● **WHAT THE EXERCISE ASKS**
Records follow. Copy every line with "nuestros".

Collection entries
■ ■ ■ ■ ■ ■ ■
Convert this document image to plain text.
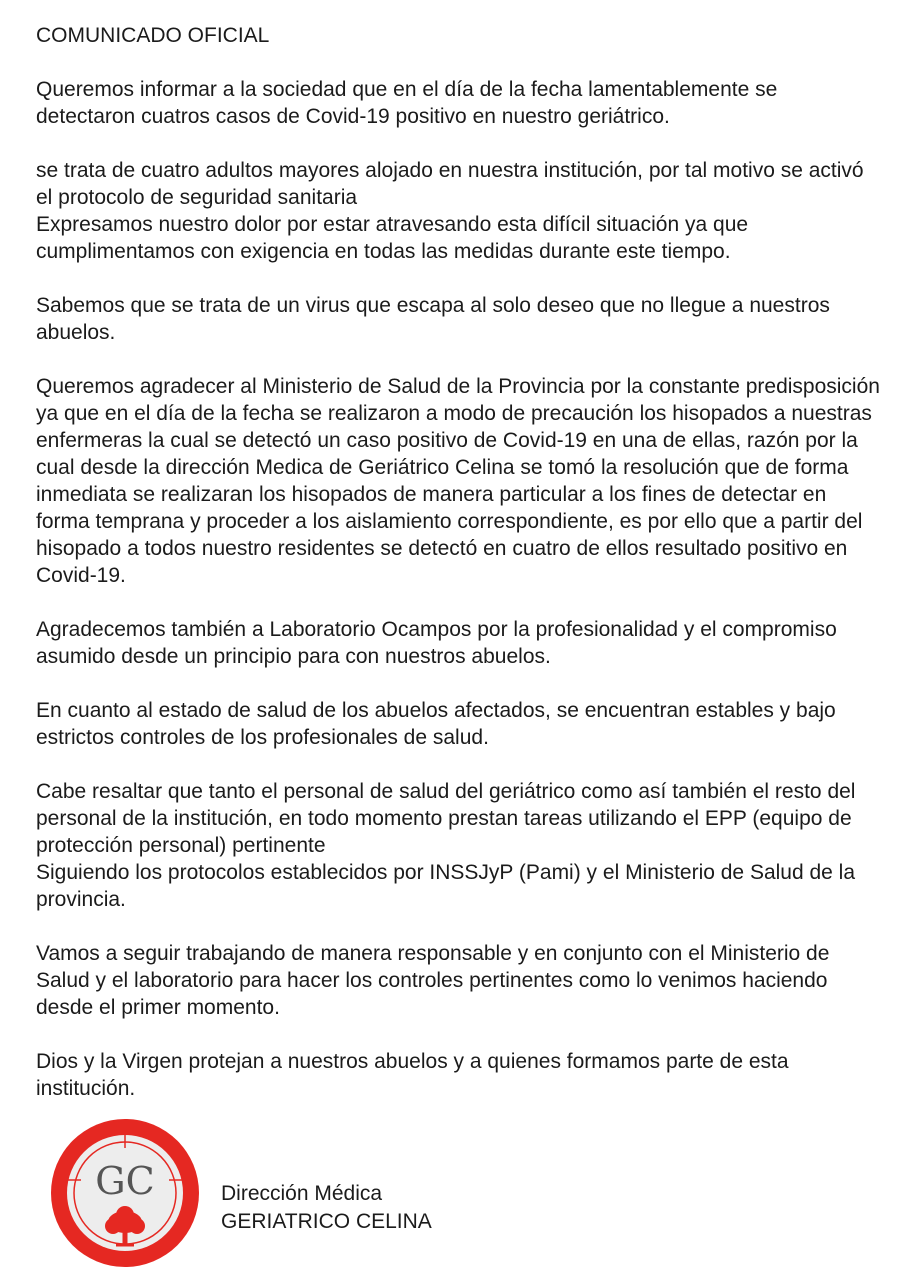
COMUNICADO OFICIAL

Queremos informar a la sociedad que en el día de la fecha lamentablemente se detectaron cuatros casos de Covid-19 positivo en nuestro geriátrico.

se trata de cuatro adultos mayores alojado en nuestra institución, por tal motivo se activó el protocolo de seguridad sanitaria
Expresamos nuestro dolor por estar atravesando esta difícil situación ya que cumplimentamos con exigencia en todas las medidas durante este tiempo.

Sabemos que se trata de un virus que escapa al solo deseo que no llegue a nuestros abuelos.

Queremos agradecer al Ministerio de Salud de la Provincia por la constante predisposición ya que en el día de la fecha se realizaron a modo de precaución los hisopados a nuestras enfermeras la cual se detectó un caso positivo de Covid-19 en una de ellas, razón por la cual desde la dirección Medica de Geriátrico Celina se tomó la resolución que de forma inmediata se realizaran los hisopados de manera particular a los fines de detectar en forma temprana y proceder a los aislamiento correspondiente, es por ello que a partir del hisopado a todos nuestro residentes se detectó en cuatro de ellos resultado positivo en Covid-19.

Agradecemos también a Laboratorio Ocampos por la profesionalidad y el compromiso asumido desde un principio para con nuestros abuelos.

En cuanto al estado de salud de los abuelos afectados, se encuentran estables y bajo estrictos controles de los profesionales de salud.

Cabe resaltar que tanto el personal de salud del geriátrico como así también el resto del personal de la institución, en todo momento prestan tareas utilizando el EPP (equipo de protección personal) pertinente
Siguiendo los protocolos establecidos por INSSJyP (Pami) y el Ministerio de Salud de la provincia.

Vamos a seguir trabajando de manera responsable y en conjunto con el Ministerio de Salud y el laboratorio para hacer los controles pertinentes como lo venimos haciendo desde el primer momento.

Dios y la Virgen protejan a nuestros abuelos y a quienes formamos parte de esta institución.

GC	Dirección Médica
GERIATRICO CELINA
■ ■ ■ ■ ■ ■ ■
● **WRITTEN RESPONSE**
Sabemos que se trata de un virus que escapa al solo deseo que no llegue a nuestros abuelos.
Agradecemos también a Laboratorio Ocampos por la profesionalidad y el compromiso asumido desde un principio para con nuestros abuelos.
Dios y la Virgen protejan a nuestros abuelos y a quienes formamos parte de esta institución.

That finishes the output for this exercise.